(DOCUMENT SEGMENT):
►

Summary via publisher (Palgrave Macmillan)
Paying particular attention to the importance of asset allocation and the essential role it plays in portfolio construction, this book explores the role played by ETFs in changing investors’ attitudes toward home bias, covering both established and emerging frontier markets. The author leverages his extensive background to integrate best professional practices and academic rigor for an increased understanding of the ever-evolving world of ETFs.
● The New Better Off: Reinventing the American Dream
By Courtney E. Martin
Summary via publisher (Seal Press)
Are we living the good life—and what defines ‘good,’ anyway? Americans today are constructing a completely different framework for success than their parents’ generation, using new metrics that TED speaker and On Being columnist Courtney Martin has termed collectively the “New Better Off.” The New Better Off puts a name to the growing American phenomenon of rejecting the traditional dream of a 9-to-5 job, home ownership, and a nuclear family structure—and illuminates the alternate ways Americans are seeking happiness and fulfillment. And the stats back up Martin’s claims:
–35% of Millennials don’t identify with any religion
–It’s estimated that by 2020, half of all American workers will be freelance
–Home ownership is at the lowest rates since 1995 for all Americans and lowest on record for those under 35
● Man vs Money: Understanding the Curious Economics that Power Our World
By Stewart Cowley
Summary via publisher (Aurum Press)

◄

(Data excerpts):
►

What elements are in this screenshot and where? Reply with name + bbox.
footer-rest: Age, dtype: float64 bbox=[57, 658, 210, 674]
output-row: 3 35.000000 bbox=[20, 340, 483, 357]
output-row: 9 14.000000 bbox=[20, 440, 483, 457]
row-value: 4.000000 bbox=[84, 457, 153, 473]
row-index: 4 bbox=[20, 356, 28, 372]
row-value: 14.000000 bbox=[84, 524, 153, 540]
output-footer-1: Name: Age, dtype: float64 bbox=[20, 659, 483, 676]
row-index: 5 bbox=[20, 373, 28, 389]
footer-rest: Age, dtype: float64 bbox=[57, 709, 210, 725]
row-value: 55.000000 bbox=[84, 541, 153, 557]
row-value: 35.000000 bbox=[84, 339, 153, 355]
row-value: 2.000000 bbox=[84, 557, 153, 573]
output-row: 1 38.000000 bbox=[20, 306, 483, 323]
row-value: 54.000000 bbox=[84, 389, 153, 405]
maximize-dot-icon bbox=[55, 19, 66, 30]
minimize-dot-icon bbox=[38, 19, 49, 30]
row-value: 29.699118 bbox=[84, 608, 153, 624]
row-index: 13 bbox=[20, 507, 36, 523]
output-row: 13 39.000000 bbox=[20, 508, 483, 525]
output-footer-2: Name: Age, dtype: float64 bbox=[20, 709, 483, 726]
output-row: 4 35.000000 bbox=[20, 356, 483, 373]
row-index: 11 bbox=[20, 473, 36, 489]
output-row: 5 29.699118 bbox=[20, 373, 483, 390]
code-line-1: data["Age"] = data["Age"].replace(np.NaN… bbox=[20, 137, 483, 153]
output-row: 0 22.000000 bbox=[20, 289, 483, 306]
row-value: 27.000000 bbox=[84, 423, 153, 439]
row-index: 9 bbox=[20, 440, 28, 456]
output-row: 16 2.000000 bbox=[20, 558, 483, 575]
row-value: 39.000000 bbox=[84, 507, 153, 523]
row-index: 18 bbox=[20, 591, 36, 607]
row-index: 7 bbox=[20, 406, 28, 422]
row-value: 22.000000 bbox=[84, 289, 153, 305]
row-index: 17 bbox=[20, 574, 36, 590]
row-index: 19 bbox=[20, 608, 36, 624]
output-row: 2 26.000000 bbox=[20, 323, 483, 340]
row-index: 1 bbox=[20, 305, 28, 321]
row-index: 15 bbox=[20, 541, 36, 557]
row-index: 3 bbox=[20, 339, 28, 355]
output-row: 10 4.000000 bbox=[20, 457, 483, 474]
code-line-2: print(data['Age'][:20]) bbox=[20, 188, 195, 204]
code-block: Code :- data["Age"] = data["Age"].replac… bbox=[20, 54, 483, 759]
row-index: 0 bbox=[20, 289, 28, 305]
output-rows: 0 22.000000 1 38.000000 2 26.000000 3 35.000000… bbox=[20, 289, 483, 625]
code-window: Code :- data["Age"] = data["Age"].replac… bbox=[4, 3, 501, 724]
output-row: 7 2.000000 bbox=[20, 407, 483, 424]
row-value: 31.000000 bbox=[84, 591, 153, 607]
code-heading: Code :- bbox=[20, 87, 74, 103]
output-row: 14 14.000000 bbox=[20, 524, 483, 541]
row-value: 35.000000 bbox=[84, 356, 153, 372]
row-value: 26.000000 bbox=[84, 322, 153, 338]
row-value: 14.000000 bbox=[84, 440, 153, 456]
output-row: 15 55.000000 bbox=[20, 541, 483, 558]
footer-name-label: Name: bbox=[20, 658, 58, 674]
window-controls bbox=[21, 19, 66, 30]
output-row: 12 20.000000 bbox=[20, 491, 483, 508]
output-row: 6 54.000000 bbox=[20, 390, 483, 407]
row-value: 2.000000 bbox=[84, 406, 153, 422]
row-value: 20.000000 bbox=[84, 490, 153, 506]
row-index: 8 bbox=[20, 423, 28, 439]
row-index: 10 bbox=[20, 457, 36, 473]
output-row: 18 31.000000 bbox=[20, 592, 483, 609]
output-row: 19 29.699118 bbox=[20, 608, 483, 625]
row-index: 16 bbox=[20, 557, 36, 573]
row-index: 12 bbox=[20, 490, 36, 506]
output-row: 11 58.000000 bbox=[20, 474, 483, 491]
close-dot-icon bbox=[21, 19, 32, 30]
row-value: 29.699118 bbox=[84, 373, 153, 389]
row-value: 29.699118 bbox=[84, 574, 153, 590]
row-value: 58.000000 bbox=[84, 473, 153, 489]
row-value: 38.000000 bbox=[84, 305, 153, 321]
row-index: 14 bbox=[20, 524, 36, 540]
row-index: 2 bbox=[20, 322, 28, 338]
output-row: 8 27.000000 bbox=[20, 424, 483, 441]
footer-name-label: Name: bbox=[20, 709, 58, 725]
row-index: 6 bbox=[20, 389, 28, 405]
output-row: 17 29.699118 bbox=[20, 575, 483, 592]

◄

(TO DO):
**1.** According to the book summaries, what share of American workers is estimated to be freelance by 2020?
**2.** Pick up the book summaries after their final line and write what comes next.

(PER-TASK ANSWERS):
**1.** Half of all American workers.

**2.**
Getting it, keeping it and making more out of it has been one of man’s major preoccupations for the past five thousand years. From buying a sandwich to earning a wage, going on holiday to playing the lottery, how money and economics governs our world is fascinating. And it’s just about to get more curious; the arrival of modern banking, crowd funding, investments at the touch of a smartphone and virtual currencies means, for many of us, it is even more complex.
● Understanding the National Debt: What Every American Needs to Know
By Carl Lane
Summary via publisher (Westholme Publishing)
The United States has a debt problem—we owe more than $18 trillion while our gross domestic product, the value of all goods and services produced in America, is only $17.5 trillion. To pay down the debt, some recommend austerity, cutting federal expenditures. Others suggest increasing taxes, especially on the wealthiest Americans. In Understanding the National Debt: What Every American Needs to Know, economic historian Carl Lane urges that the national debt must be addressed in ways beyond program cuts or tax increase alternatives. But change can only occur when more Americans—including policy makers— understand what constitutes our debt and the problems it causes.
● Man vs. Math: Understanding the curious mathematics that power our world
By Timothy Revell
Summary via publisher (Aurum Press)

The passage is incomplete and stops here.